- WORK REQUIRED -
Wherever the string "команды" occurs in a line of these records, report that line.

- MATERIAL TO PROCESS -
>> Start
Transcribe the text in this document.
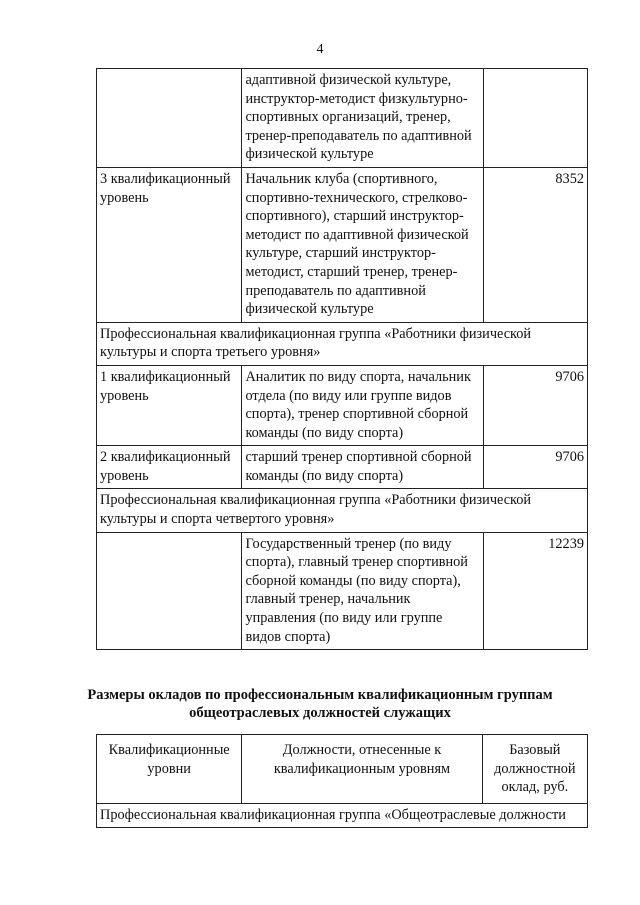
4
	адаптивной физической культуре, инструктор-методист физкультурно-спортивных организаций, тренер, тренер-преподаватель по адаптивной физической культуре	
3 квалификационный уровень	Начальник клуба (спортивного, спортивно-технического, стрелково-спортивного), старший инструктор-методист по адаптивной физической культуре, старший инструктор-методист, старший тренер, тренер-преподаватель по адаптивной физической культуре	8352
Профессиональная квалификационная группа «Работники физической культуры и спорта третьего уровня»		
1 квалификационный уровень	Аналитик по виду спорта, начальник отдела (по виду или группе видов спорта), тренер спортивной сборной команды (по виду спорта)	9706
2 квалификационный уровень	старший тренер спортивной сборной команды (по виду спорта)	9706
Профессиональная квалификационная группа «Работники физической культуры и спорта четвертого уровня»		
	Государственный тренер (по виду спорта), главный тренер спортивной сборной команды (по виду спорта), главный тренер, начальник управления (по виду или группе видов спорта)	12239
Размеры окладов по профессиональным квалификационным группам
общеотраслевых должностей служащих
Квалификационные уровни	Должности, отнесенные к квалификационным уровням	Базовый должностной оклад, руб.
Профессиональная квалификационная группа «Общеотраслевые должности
>> End
>> Start
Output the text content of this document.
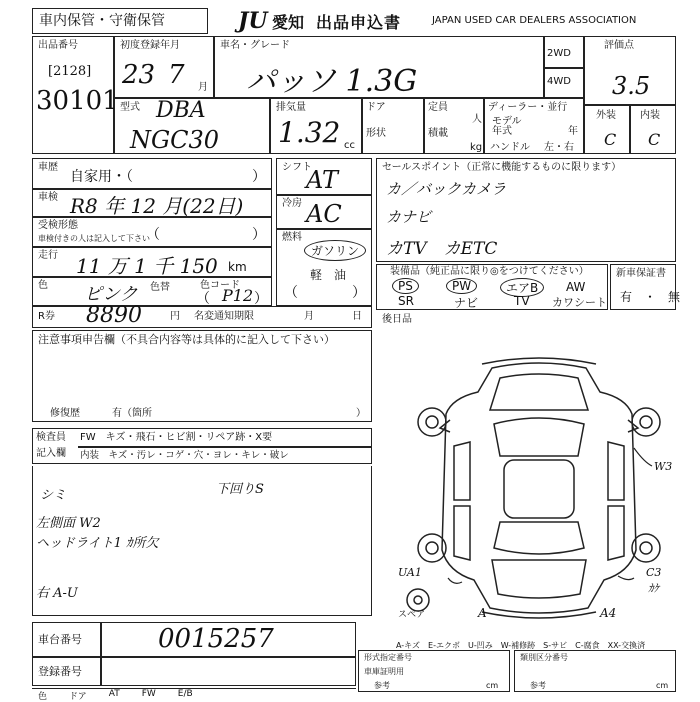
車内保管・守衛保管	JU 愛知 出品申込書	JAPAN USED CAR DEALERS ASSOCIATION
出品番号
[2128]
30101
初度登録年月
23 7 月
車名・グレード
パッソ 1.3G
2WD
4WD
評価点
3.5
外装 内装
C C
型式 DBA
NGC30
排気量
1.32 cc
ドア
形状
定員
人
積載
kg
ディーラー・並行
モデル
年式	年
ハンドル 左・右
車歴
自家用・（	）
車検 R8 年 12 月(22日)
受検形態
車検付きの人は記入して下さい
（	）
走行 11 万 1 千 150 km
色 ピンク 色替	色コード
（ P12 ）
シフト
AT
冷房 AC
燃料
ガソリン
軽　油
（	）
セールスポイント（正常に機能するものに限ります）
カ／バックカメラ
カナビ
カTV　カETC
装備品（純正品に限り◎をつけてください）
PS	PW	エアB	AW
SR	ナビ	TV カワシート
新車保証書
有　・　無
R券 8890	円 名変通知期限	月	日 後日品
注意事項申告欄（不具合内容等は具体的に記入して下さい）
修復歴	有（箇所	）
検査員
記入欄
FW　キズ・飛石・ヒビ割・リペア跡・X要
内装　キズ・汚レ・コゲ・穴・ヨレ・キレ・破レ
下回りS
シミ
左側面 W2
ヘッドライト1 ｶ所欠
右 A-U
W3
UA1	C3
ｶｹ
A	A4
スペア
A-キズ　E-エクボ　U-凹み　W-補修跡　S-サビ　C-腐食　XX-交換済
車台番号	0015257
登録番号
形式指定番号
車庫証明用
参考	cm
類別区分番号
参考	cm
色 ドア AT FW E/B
>> End
- ANSWER FOR THE TASK -
1 квалификационный уровень	Аналитик по виду спорта, начальник отдела (по виду или группе видов спорта), тренер спортивной сборной команды (по виду спорта)	9706
2 квалификационный уровень	старший тренер спортивной сборной команды (по виду спорта)	9706
	Государственный тренер (по виду спорта), главный тренер спортивной сборной команды (по виду спорта), главный тренер, начальник управления (по виду или группе видов спорта)	12239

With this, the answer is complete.